Raw records:
════════
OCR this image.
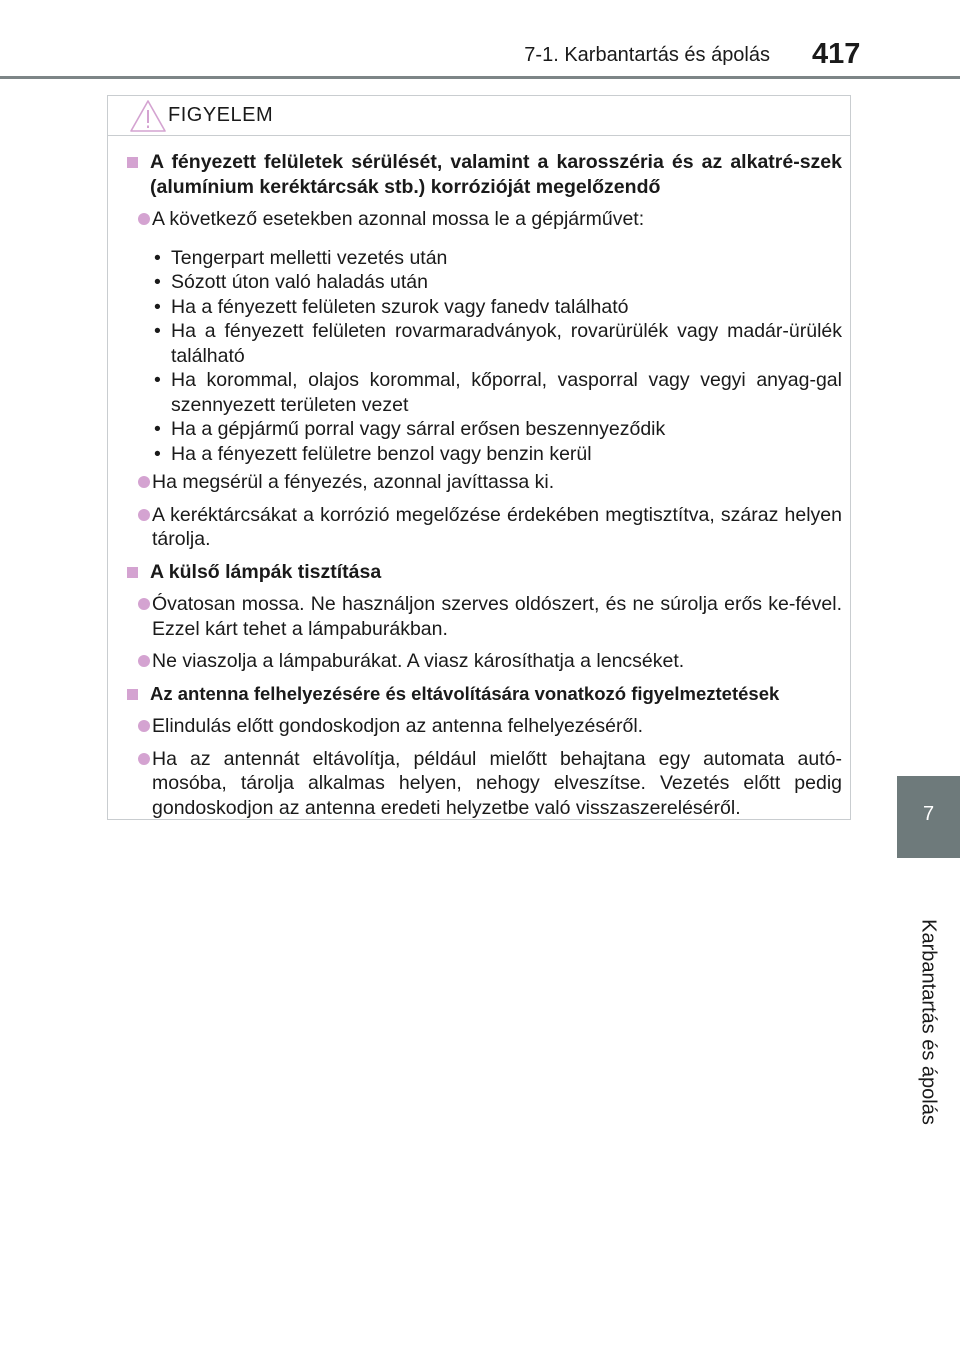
7-1. Karbantartás és ápolás 417
7
Karbantartás és ápolás
FIGYELEM
A fényezett felületek sérülését, valamint a karosszéria és az alkatré-szek (alumínium keréktárcsák stb.) korrózióját megelőzendő
A következő esetekben azonnal mossa le a gépjárművet:
• Tengerpart melletti vezetés után
• Sózott úton való haladás után
• Ha a fényezett felületen szurok vagy fanedv található
• Ha a fényezett felületen rovarmaradványok, rovarürülék vagy madár-ürülék található
• Ha korommal, olajos korommal, kőporral, vasporral vagy vegyi anyag-gal szennyezett területen vezet
• Ha a gépjármű porral vagy sárral erősen beszennyeződik
• Ha a fényezett felületre benzol vagy benzin kerül
Ha megsérül a fényezés, azonnal javíttassa ki.
A keréktárcsákat a korrózió megelőzése érdekében megtisztítva, száraz helyen tárolja.
A külső lámpák tisztítása
Óvatosan mossa. Ne használjon szerves oldószert, és ne súrolja erős ke-fével. Ezzel kárt tehet a lámpaburákban.
Ne viaszolja a lámpaburákat. A viasz károsíthatja a lencséket.
Az antenna felhelyezésére és eltávolítására vonatkozó figyelmeztetések
Elindulás előtt gondoskodjon az antenna felhelyezéséről.
Ha az antennát eltávolítja, például mielőtt behajtana egy automata autó-mosóba, tárolja alkalmas helyen, nehogy elveszítse. Vezetés előtt pedig gondoskodjon az antenna eredeti helyzetbe való visszaszereléséről.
════════
Written problem: Leave out all pictures, then copy the remaining material exactly.

Solution below:
OCR this image.
7-1. Karbantartás és ápolás 417
7
Karbantartás és ápolás
FIGYELEM
A fényezett felületek sérülését, valamint a karosszéria és az alkatré-szek (alumínium keréktárcsák stb.) korrózióját megelőzendő
A következő esetekben azonnal mossa le a gépjárművet:
• Tengerpart melletti vezetés után
• Sózott úton való haladás után
• Ha a fényezett felületen szurok vagy fanedv található
• Ha a fényezett felületen rovarmaradványok, rovarürülék vagy madár-ürülék található
• Ha korommal, olajos korommal, kőporral, vasporral vagy vegyi anyag-gal szennyezett területen vezet
• Ha a gépjármű porral vagy sárral erősen beszennyeződik
• Ha a fényezett felületre benzol vagy benzin kerül
Ha megsérül a fényezés, azonnal javíttassa ki.
A keréktárcsákat a korrózió megelőzése érdekében megtisztítva, száraz helyen tárolja.
A külső lámpák tisztítása
Óvatosan mossa. Ne használjon szerves oldószert, és ne súrolja erős ke-fével. Ezzel kárt tehet a lámpaburákban.
Ne viaszolja a lámpaburákat. A viasz károsíthatja a lencséket.
Az antenna felhelyezésére és eltávolítására vonatkozó figyelmeztetések
Elindulás előtt gondoskodjon az antenna felhelyezéséről.
Ha az antennát eltávolítja, például mielőtt behajtana egy automata autó-mosóba, tárolja alkalmas helyen, nehogy elveszítse. Vezetés előtt pedig gondoskodjon az antenna eredeti helyzetbe való visszaszereléséről.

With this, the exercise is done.